## Problem description
In the entries below, find the line containing "Read out every word on this page.". Copy it and all lines after it, exactly, through the end.

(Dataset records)
________

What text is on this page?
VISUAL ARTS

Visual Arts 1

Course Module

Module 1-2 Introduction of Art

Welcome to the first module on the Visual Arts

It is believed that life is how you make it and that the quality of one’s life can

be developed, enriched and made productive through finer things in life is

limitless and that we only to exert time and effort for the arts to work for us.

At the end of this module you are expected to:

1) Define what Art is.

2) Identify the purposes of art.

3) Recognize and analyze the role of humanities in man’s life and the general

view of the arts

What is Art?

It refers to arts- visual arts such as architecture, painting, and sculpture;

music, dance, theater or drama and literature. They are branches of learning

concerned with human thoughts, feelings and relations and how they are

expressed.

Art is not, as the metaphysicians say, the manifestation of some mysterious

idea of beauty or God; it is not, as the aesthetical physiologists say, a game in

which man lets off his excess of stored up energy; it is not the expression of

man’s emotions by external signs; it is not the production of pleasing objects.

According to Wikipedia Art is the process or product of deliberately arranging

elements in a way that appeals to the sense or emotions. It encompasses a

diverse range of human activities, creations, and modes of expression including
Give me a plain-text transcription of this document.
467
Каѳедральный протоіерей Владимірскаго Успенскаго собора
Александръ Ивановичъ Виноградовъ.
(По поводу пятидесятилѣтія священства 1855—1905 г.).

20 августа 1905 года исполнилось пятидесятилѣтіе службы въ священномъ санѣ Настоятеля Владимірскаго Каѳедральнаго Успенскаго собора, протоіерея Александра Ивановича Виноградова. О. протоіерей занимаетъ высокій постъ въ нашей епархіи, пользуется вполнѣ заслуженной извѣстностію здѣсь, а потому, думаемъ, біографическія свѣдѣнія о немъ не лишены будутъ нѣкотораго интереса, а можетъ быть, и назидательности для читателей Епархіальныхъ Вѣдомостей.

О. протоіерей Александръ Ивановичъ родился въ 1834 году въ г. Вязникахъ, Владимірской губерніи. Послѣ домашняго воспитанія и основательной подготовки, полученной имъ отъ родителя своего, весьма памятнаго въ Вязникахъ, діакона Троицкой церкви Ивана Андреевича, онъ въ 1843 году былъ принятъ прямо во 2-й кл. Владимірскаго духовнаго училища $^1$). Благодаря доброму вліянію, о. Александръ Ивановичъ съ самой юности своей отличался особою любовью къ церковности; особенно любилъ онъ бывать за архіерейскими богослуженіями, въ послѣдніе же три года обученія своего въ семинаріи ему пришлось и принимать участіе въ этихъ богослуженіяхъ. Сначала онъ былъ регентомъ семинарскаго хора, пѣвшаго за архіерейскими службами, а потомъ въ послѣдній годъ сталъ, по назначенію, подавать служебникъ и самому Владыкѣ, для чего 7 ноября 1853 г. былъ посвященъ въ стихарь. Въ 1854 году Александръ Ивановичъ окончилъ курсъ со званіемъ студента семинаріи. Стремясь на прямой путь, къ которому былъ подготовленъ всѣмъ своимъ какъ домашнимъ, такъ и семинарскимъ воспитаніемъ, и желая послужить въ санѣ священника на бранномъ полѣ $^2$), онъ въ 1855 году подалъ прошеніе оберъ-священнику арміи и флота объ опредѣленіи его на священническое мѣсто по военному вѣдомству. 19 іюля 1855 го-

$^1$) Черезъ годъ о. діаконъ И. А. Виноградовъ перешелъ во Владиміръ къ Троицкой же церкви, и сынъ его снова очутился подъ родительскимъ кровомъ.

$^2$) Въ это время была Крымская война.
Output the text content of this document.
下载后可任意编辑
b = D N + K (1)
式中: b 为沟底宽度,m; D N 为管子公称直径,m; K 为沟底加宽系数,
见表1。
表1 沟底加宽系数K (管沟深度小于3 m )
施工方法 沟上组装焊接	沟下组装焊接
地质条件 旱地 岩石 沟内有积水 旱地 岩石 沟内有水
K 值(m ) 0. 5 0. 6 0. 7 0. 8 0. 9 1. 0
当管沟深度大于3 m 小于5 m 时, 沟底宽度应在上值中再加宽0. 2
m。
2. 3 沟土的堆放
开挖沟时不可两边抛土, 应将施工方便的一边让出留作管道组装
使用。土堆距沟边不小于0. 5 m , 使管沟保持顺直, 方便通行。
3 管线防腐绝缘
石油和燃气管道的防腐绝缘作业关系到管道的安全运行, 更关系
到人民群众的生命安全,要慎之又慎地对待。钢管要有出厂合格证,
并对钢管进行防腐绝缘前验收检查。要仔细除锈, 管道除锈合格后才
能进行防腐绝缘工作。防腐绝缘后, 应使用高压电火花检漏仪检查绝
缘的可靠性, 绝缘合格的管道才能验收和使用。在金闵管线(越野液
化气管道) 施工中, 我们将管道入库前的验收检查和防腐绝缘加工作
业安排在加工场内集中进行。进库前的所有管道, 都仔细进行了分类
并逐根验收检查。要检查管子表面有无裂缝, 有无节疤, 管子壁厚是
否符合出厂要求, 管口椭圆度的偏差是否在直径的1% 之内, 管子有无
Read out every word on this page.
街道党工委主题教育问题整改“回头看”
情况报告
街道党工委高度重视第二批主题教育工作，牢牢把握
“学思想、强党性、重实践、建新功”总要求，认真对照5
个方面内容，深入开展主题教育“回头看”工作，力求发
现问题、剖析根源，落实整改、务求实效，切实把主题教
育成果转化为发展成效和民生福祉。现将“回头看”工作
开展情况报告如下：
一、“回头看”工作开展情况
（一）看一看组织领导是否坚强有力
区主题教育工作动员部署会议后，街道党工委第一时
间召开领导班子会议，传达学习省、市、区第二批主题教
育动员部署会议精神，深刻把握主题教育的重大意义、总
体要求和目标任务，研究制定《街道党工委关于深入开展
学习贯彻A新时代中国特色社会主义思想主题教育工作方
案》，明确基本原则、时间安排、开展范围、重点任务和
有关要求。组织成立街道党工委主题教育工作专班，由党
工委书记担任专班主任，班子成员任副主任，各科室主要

________

## Reply to the task
Read out every word on this page.
街道党工委主题教育问题整改“回头看”
情况报告
街道党工委高度重视第二批主题教育工作，牢牢把握
“学思想、强党性、重实践、建新功”总要求，认真对照5
个方面内容，深入开展主题教育“回头看”工作，力求发
现问题、剖析根源，落实整改、务求实效，切实把主题教
育成果转化为发展成效和民生福祉。现将“回头看”工作
开展情况报告如下：
一、“回头看”工作开展情况
（一）看一看组织领导是否坚强有力
区主题教育工作动员部署会议后，街道党工委第一时
间召开领导班子会议，传达学习省、市、区第二批主题教
育动员部署会议精神，深刻把握主题教育的重大意义、总
体要求和目标任务，研究制定《街道党工委关于深入开展
学习贯彻A新时代中国特色社会主义思想主题教育工作方
案》，明确基本原则、时间安排、开展范围、重点任务和
有关要求。组织成立街道党工委主题教育工作专班，由党
工委书记担任专班主任，班子成员任副主任，各科室主要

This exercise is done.